- **WHAT THE EXERCISE ASKS**: Reproduce the records below in full and exactly, without their images.

- **MATERIAL**:
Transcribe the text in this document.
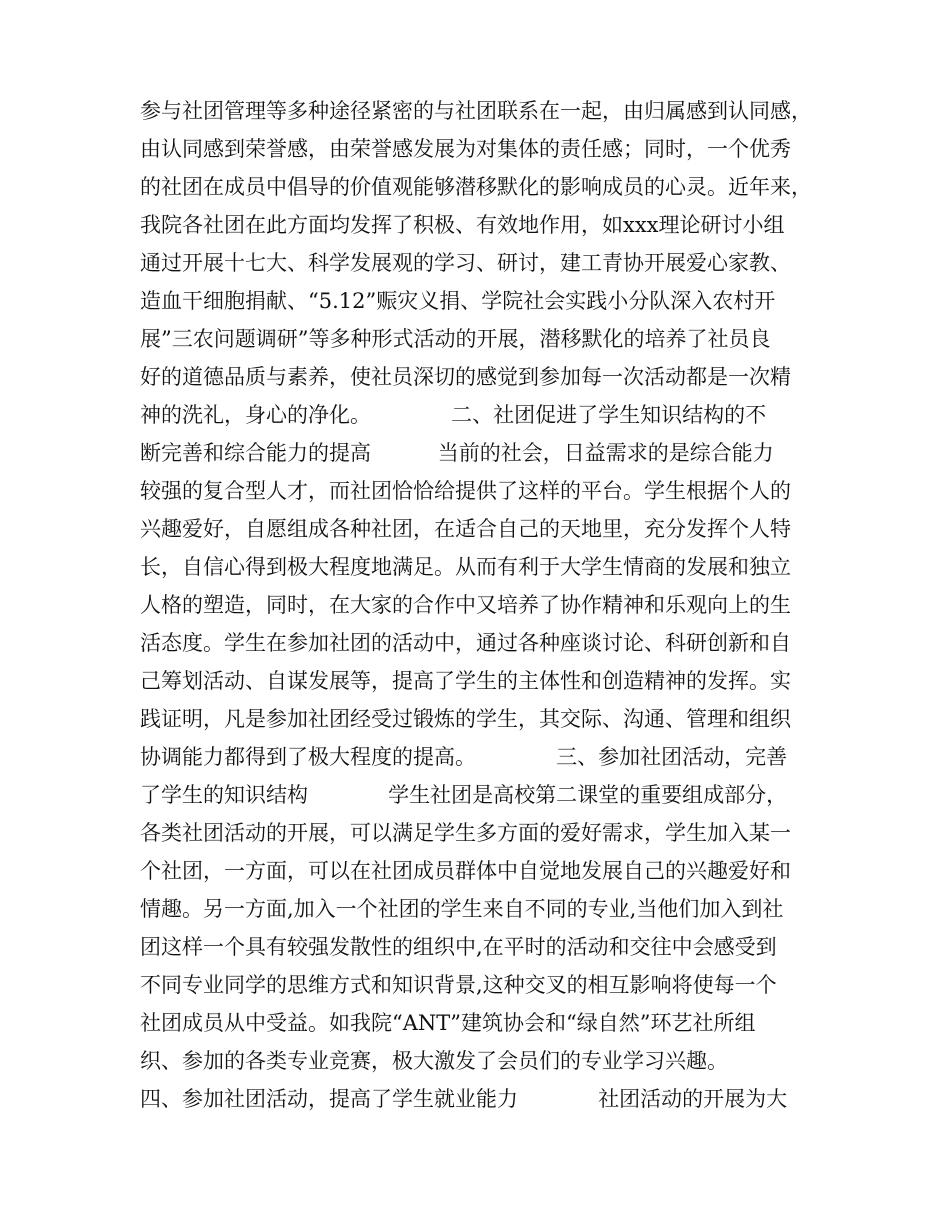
参与社团管理等多种途径紧密的与社团联系在一起，由归属感到认同感，
由认同感到荣誉感，由荣誉感发展为对集体的责任感；同时，一个优秀
的社团在成员中倡导的价值观能够潜移默化的影响成员的心灵。近年来，
我院各社团在此方面均发挥了积极、有效地作用，如xxx理论研讨小组
通过开展十七大、科学发展观的学习、研讨，建工青协开展爱心家教、
造血干细胞捐献、“5.12”赈灾义捐、学院社会实践小分队深入农村开
展”三农问题调研”等多种形式活动的开展，潜移默化的培养了社员良
好的道德品质与素养，使社员深切的感觉到参加每一次活动都是一次精
神的洗礼，身心的净化。            二、社团促进了学生知识结构的不
断完善和综合能力的提高          当前的社会，日益需求的是综合能力
较强的复合型人才，而社团恰恰给提供了这样的平台。学生根据个人的
兴趣爱好，自愿组成各种社团，在适合自己的天地里，充分发挥个人特
长，自信心得到极大程度地满足。从而有利于大学生情商的发展和独立
人格的塑造，同时，在大家的合作中又培养了协作精神和乐观向上的生
活态度。学生在参加社团的活动中，通过各种座谈讨论、科研创新和自
己筹划活动、自谋发展等，提高了学生的主体性和创造精神的发挥。实
践证明，凡是参加社团经受过锻炼的学生，其交际、沟通、管理和组织
协调能力都得到了极大程度的提高。            三、参加社团活动，完善
了学生的知识结构            学生社团是高校第二课堂的重要组成部分，
各类社团活动的开展，可以满足学生多方面的爱好需求，学生加入某一
个社团，一方面，可以在社团成员群体中自觉地发展自己的兴趣爱好和
情趣。另一方面,加入一个社团的学生来自不同的专业,当他们加入到社
团这样一个具有较强发散性的组织中,在平时的活动和交往中会感受到
不同专业同学的思维方式和知识背景,这种交叉的相互影响将使每一个
社团成员从中受益。如我院“ANT”建筑协会和“绿自然”环艺社所组
织、参加的各类专业竞赛，极大激发了会员们的专业学习兴趣。
四、参加社团活动，提高了学生就业能力            社团活动的开展为大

- **SOLUTION TO THE EXERCISE**:
Transcribe the text in this document.
参与社团管理等多种途径紧密的与社团联系在一起，由归属感到认同感，
由认同感到荣誉感，由荣誉感发展为对集体的责任感；同时，一个优秀
的社团在成员中倡导的价值观能够潜移默化的影响成员的心灵。近年来，
我院各社团在此方面均发挥了积极、有效地作用，如xxx理论研讨小组
通过开展十七大、科学发展观的学习、研讨，建工青协开展爱心家教、
造血干细胞捐献、“5.12”赈灾义捐、学院社会实践小分队深入农村开
展”三农问题调研”等多种形式活动的开展，潜移默化的培养了社员良
好的道德品质与素养，使社员深切的感觉到参加每一次活动都是一次精
神的洗礼，身心的净化。            二、社团促进了学生知识结构的不
断完善和综合能力的提高          当前的社会，日益需求的是综合能力
较强的复合型人才，而社团恰恰给提供了这样的平台。学生根据个人的
兴趣爱好，自愿组成各种社团，在适合自己的天地里，充分发挥个人特
长，自信心得到极大程度地满足。从而有利于大学生情商的发展和独立
人格的塑造，同时，在大家的合作中又培养了协作精神和乐观向上的生
活态度。学生在参加社团的活动中，通过各种座谈讨论、科研创新和自
己筹划活动、自谋发展等，提高了学生的主体性和创造精神的发挥。实
践证明，凡是参加社团经受过锻炼的学生，其交际、沟通、管理和组织
协调能力都得到了极大程度的提高。            三、参加社团活动，完善
了学生的知识结构            学生社团是高校第二课堂的重要组成部分，
各类社团活动的开展，可以满足学生多方面的爱好需求，学生加入某一
个社团，一方面，可以在社团成员群体中自觉地发展自己的兴趣爱好和
情趣。另一方面,加入一个社团的学生来自不同的专业,当他们加入到社
团这样一个具有较强发散性的组织中,在平时的活动和交往中会感受到
不同专业同学的思维方式和知识背景,这种交叉的相互影响将使每一个
社团成员从中受益。如我院“ANT”建筑协会和“绿自然”环艺社所组
织、参加的各类专业竞赛，极大激发了会员们的专业学习兴趣。
四、参加社团活动，提高了学生就业能力            社团活动的开展为大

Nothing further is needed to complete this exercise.